#### DIRECTION:
Every entry must be echoed exactly.

==== ENTRIES SHOWN ====

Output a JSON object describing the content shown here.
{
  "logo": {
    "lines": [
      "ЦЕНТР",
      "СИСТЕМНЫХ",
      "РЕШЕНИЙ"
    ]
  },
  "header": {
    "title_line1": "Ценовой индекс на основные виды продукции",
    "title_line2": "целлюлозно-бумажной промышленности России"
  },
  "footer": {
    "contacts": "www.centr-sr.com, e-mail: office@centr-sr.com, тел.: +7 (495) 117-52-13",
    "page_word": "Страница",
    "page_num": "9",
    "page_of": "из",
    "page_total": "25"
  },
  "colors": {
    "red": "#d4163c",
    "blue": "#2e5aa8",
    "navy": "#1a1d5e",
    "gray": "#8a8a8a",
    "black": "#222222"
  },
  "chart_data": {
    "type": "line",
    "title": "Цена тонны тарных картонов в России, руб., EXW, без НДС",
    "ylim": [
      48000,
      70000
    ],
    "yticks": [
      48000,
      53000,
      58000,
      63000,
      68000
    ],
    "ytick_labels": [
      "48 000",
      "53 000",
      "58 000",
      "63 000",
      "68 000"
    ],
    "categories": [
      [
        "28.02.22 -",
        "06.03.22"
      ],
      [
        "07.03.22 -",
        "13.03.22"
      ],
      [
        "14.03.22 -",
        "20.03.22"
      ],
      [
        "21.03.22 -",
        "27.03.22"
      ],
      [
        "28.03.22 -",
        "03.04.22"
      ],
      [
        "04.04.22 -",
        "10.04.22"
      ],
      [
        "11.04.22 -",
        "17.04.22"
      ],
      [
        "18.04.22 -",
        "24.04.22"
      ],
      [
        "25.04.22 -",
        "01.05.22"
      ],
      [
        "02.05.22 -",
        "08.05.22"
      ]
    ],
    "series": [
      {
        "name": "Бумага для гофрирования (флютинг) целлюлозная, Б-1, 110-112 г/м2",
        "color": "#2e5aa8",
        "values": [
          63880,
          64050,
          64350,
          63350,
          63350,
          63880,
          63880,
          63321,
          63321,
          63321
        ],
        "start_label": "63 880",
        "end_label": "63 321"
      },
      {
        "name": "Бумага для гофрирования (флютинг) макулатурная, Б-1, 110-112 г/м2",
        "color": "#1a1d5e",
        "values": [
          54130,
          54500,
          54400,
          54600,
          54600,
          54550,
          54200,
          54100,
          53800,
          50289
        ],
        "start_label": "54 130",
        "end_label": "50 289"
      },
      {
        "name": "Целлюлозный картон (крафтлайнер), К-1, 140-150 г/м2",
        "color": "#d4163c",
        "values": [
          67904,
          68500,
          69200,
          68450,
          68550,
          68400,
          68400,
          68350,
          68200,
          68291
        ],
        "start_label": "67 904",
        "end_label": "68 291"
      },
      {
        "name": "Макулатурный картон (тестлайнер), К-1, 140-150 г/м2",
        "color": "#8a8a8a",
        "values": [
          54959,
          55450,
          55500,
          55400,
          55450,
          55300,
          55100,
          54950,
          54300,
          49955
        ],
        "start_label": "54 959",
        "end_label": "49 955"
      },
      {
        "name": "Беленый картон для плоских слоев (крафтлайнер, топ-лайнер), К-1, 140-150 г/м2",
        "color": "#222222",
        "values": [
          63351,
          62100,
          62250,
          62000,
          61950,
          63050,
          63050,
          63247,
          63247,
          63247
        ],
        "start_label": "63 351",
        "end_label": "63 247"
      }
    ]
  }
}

====

#### ANSWER TO THE EXERCISE:
Output a JSON object describing the content shown here.
{
  "logo": {
    "lines": [
      "ЦЕНТР",
      "СИСТЕМНЫХ",
      "РЕШЕНИЙ"
    ]
  },
  "header": {
    "title_line1": "Ценовой индекс на основные виды продукции",
    "title_line2": "целлюлозно-бумажной промышленности России"
  },
  "footer": {
    "contacts": "www.centr-sr.com, e-mail: office@centr-sr.com, тел.: +7 (495) 117-52-13",
    "page_word": "Страница",
    "page_num": "9",
    "page_of": "из",
    "page_total": "25"
  },
  "colors": {
    "red": "#d4163c",
    "blue": "#2e5aa8",
    "navy": "#1a1d5e",
    "gray": "#8a8a8a",
    "black": "#222222"
  },
  "chart_data": {
    "type": "line",
    "title": "Цена тонны тарных картонов в России, руб., EXW, без НДС",
    "ylim": [
      48000,
      70000
    ],
    "yticks": [
      48000,
      53000,
      58000,
      63000,
      68000
    ],
    "ytick_labels": [
      "48 000",
      "53 000",
      "58 000",
      "63 000",
      "68 000"
    ],
    "categories": [
      [
        "28.02.22 -",
        "06.03.22"
      ],
      [
        "07.03.22 -",
        "13.03.22"
      ],
      [
        "14.03.22 -",
        "20.03.22"
      ],
      [
        "21.03.22 -",
        "27.03.22"
      ],
      [
        "28.03.22 -",
        "03.04.22"
      ],
      [
        "04.04.22 -",
        "10.04.22"
      ],
      [
        "11.04.22 -",
        "17.04.22"
      ],
      [
        "18.04.22 -",
        "24.04.22"
      ],
      [
        "25.04.22 -",
        "01.05.22"
      ],
      [
        "02.05.22 -",
        "08.05.22"
      ]
    ],
    "series": [
      {
        "name": "Бумага для гофрирования (флютинг) целлюлозная, Б-1, 110-112 г/м2",
        "color": "#2e5aa8",
        "values": [
          63880,
          64050,
          64350,
          63350,
          63350,
          63880,
          63880,
          63321,
          63321,
          63321
        ],
        "start_label": "63 880",
        "end_label": "63 321"
      },
      {
        "name": "Бумага для гофрирования (флютинг) макулатурная, Б-1, 110-112 г/м2",
        "color": "#1a1d5e",
        "values": [
          54130,
          54500,
          54400,
          54600,
          54600,
          54550,
          54200,
          54100,
          53800,
          50289
        ],
        "start_label": "54 130",
        "end_label": "50 289"
      },
      {
        "name": "Целлюлозный картон (крафтлайнер), К-1, 140-150 г/м2",
        "color": "#d4163c",
        "values": [
          67904,
          68500,
          69200,
          68450,
          68550,
          68400,
          68400,
          68350,
          68200,
          68291
        ],
        "start_label": "67 904",
        "end_label": "68 291"
      },
      {
        "name": "Макулатурный картон (тестлайнер), К-1, 140-150 г/м2",
        "color": "#8a8a8a",
        "values": [
          54959,
          55450,
          55500,
          55400,
          55450,
          55300,
          55100,
          54950,
          54300,
          49955
        ],
        "start_label": "54 959",
        "end_label": "49 955"
      },
      {
        "name": "Беленый картон для плоских слоев (крафтлайнер, топ-лайнер), К-1, 140-150 г/м2",
        "color": "#222222",
        "values": [
          63351,
          62100,
          62250,
          62000,
          61950,
          63050,
          63050,
          63247,
          63247,
          63247
        ],
        "start_label": "63 351",
        "end_label": "63 247"
      }
    ]
  }
}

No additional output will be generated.